:: Data supplied ::

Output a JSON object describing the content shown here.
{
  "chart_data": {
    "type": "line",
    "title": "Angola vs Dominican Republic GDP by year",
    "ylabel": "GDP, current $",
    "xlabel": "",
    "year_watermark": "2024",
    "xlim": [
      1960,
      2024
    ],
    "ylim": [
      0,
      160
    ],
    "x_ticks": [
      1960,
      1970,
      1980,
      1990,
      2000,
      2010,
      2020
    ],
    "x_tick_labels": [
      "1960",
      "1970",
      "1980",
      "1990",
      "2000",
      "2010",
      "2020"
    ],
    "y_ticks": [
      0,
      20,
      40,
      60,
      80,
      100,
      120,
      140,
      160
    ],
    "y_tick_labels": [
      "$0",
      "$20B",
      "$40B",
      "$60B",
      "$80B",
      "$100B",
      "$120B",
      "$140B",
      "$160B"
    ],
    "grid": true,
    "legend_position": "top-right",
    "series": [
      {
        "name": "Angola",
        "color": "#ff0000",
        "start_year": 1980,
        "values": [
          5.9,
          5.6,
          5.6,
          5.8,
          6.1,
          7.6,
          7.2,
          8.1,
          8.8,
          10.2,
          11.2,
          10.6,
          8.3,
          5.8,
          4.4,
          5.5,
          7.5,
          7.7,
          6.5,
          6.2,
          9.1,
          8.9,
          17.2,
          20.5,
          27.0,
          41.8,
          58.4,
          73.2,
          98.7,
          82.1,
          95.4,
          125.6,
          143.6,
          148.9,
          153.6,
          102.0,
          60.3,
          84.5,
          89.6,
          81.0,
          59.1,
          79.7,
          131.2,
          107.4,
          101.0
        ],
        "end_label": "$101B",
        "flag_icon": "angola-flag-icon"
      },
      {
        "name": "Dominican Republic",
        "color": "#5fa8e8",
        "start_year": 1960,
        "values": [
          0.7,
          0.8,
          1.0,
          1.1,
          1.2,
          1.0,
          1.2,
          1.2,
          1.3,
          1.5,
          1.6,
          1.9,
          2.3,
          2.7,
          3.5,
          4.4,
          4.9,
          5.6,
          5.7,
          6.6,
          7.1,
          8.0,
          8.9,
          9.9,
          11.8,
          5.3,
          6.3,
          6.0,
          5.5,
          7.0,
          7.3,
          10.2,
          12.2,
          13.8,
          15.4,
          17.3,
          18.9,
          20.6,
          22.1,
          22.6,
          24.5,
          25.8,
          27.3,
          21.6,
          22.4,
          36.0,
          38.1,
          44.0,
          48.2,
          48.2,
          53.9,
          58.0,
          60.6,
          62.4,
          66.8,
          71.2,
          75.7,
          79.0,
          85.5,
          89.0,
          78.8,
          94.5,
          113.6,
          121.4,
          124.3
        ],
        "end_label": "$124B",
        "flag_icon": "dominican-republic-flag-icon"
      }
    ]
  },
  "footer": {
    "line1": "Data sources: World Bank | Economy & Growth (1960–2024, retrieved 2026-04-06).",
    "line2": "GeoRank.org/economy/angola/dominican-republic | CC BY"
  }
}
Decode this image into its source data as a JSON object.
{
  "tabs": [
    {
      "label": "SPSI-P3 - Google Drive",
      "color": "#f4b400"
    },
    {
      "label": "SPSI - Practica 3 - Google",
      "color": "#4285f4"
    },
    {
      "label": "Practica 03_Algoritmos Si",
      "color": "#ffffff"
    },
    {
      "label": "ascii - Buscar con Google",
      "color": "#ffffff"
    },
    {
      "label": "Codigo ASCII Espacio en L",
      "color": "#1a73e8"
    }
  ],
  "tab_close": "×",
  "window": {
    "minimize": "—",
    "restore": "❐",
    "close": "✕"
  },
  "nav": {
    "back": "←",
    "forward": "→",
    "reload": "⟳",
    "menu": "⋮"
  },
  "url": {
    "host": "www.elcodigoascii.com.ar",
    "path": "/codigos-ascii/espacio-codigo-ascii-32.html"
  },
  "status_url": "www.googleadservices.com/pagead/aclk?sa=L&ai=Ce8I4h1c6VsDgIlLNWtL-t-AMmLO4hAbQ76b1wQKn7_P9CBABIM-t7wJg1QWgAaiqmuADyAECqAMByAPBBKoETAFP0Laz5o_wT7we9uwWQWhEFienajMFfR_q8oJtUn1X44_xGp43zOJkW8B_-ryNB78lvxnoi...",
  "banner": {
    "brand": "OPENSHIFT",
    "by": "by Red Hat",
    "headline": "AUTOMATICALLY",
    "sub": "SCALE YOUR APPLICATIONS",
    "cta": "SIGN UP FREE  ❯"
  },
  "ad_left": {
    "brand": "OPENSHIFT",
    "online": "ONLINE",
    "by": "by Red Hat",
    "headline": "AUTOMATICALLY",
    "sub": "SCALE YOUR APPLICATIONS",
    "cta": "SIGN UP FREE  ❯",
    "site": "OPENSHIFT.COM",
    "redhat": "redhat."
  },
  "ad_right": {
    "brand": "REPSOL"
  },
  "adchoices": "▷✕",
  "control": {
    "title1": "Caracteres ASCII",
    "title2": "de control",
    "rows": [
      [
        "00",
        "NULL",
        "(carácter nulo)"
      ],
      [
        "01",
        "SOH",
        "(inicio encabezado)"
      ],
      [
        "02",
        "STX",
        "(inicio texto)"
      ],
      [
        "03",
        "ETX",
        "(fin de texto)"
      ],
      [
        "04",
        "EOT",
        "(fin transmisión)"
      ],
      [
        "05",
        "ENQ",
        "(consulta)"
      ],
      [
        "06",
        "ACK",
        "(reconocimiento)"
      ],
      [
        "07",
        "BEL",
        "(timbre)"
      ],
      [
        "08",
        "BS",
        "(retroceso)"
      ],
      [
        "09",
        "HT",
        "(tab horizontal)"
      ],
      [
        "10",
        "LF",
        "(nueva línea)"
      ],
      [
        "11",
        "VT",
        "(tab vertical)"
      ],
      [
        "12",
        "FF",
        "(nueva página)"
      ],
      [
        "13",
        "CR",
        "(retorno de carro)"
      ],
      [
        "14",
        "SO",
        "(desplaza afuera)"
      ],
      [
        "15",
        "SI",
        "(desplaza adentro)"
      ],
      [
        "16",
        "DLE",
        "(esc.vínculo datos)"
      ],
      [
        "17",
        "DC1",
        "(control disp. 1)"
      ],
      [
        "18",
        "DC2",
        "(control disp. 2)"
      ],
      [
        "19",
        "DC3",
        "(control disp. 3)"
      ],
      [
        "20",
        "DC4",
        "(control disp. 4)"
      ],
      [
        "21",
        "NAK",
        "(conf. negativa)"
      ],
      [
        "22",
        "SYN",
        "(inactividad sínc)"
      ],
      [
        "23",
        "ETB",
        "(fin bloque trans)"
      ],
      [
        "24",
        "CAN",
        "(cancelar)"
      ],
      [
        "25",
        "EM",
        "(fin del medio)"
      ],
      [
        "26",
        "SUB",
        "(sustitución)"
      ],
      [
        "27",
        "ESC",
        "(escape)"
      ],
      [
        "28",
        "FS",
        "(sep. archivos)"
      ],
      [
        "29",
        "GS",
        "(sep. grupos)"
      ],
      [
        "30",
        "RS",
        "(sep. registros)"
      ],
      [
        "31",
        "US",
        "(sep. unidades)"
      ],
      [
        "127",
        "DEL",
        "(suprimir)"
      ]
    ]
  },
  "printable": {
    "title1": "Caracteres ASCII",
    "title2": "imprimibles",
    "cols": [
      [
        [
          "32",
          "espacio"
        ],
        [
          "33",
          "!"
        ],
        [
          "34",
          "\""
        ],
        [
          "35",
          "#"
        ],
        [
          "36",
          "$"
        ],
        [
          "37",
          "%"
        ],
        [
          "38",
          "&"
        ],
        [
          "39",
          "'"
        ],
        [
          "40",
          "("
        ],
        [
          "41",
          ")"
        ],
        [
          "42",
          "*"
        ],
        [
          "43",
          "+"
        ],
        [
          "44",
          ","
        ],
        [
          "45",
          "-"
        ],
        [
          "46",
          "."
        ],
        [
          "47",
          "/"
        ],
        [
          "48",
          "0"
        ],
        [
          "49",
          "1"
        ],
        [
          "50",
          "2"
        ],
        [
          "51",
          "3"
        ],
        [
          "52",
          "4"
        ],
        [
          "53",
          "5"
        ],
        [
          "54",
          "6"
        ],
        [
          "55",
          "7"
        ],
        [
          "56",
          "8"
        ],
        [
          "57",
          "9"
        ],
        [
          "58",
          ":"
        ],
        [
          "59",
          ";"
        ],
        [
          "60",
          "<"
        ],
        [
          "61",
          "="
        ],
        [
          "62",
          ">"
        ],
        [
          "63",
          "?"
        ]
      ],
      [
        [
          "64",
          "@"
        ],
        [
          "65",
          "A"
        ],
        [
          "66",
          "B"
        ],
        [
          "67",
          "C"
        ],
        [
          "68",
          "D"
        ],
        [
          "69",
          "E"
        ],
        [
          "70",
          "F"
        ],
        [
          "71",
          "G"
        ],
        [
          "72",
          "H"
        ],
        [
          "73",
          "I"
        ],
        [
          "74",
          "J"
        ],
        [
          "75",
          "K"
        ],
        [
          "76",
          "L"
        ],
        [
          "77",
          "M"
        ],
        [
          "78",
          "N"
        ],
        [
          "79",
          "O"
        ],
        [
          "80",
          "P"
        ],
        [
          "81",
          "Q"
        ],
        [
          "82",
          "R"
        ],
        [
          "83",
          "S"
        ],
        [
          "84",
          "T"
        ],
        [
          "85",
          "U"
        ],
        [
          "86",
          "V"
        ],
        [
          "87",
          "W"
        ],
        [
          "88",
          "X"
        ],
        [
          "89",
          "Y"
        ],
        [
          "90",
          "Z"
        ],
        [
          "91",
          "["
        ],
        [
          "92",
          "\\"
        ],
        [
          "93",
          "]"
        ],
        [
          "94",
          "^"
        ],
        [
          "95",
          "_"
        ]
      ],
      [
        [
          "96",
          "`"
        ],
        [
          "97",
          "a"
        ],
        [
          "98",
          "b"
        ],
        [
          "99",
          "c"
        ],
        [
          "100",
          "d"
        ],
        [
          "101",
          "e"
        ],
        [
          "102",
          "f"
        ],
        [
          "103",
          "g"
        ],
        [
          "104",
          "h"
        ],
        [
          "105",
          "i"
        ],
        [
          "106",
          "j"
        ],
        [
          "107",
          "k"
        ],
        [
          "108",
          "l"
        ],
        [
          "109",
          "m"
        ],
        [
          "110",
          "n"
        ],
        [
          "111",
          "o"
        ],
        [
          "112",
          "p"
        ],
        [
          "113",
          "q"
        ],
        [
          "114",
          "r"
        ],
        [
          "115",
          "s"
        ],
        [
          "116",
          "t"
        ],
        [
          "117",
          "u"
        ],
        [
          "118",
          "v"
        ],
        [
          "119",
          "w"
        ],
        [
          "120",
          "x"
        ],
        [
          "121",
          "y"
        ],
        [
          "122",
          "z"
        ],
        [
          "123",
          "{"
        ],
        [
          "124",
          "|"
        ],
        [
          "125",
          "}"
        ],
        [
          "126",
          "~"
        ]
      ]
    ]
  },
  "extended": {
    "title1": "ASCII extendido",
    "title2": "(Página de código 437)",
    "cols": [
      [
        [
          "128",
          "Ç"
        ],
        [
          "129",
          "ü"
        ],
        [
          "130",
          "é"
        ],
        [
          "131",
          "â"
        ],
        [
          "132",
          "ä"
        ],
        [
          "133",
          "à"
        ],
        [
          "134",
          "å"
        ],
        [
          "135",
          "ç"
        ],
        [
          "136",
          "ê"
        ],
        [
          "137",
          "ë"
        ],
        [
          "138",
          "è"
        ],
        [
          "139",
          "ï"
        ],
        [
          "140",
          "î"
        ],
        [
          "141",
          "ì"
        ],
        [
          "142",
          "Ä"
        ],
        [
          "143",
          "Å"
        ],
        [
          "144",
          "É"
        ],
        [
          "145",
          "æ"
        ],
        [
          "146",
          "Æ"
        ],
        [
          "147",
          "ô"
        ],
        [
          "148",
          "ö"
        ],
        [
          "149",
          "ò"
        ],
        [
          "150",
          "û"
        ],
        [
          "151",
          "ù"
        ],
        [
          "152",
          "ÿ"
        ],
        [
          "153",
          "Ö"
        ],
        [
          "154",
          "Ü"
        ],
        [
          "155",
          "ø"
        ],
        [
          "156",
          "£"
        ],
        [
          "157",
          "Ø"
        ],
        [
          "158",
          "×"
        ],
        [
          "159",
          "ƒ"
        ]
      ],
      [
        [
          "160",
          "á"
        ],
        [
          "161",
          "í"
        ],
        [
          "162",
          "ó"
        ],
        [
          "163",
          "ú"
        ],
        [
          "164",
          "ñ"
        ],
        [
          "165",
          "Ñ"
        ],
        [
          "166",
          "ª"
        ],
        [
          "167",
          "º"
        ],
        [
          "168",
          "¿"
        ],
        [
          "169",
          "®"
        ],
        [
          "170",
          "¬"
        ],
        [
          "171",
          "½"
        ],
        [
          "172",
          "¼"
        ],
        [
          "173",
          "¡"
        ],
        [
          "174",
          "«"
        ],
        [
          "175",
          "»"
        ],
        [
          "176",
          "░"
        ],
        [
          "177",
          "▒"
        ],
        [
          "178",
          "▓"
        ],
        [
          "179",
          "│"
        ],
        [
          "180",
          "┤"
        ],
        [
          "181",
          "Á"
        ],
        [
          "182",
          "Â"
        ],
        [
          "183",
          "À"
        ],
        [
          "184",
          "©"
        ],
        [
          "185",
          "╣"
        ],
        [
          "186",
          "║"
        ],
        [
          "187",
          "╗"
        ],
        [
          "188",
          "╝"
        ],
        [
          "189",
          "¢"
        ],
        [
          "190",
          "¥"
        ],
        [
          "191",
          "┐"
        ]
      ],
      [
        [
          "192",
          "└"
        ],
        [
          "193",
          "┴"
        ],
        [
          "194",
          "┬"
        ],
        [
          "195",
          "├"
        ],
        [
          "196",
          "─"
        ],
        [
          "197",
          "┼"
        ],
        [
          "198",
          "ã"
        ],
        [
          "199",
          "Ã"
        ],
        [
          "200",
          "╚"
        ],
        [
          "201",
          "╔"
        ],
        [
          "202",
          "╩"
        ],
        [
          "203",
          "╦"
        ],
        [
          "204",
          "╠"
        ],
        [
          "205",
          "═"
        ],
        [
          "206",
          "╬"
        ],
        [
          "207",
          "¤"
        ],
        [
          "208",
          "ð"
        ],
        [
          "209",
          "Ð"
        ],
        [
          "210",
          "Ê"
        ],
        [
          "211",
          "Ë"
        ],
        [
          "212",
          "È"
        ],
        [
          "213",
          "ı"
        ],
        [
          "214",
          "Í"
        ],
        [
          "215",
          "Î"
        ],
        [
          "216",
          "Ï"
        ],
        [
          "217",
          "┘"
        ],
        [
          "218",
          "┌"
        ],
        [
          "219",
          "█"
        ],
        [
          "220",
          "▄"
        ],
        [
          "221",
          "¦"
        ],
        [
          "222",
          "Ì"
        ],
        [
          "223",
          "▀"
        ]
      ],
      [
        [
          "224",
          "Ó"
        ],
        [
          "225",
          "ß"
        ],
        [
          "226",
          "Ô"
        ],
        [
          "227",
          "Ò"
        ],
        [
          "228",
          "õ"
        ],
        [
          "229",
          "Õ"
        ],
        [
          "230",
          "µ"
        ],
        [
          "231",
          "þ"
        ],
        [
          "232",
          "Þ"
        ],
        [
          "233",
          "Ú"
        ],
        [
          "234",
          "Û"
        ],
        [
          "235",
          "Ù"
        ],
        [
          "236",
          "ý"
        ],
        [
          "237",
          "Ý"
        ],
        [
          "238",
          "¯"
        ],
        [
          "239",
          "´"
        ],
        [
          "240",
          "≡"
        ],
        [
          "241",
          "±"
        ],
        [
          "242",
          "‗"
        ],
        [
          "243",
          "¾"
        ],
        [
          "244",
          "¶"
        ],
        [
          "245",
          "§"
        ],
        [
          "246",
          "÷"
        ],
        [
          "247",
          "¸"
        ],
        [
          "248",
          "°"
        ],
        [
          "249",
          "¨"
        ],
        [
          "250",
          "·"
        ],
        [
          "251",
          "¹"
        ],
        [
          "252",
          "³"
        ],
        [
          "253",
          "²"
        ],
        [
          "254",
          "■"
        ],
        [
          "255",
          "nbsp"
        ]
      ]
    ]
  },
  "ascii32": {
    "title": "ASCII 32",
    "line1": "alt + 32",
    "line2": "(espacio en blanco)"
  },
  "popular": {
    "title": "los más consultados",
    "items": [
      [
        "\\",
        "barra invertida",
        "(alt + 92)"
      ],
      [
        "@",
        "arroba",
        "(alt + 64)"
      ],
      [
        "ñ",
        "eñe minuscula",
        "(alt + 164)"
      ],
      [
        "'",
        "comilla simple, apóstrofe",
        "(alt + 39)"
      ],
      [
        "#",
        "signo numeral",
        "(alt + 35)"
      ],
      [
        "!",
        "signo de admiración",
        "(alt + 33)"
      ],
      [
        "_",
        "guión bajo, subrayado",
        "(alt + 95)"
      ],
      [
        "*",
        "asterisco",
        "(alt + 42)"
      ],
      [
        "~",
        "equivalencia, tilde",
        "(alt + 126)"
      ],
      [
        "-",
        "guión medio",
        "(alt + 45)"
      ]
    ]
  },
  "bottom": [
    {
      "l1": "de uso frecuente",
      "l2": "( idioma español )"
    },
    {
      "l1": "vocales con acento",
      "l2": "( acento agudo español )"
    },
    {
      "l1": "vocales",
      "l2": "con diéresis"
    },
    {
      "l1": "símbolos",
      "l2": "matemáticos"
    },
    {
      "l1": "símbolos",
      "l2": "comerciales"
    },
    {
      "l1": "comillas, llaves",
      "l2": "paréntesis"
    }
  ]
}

:::

Look through the entries above; copy each line where the string "SPSI" appears.

#### Written solution
      "label": "SPSI-P3 - Google Drive",
      "label": "SPSI - Practica 3 - Google",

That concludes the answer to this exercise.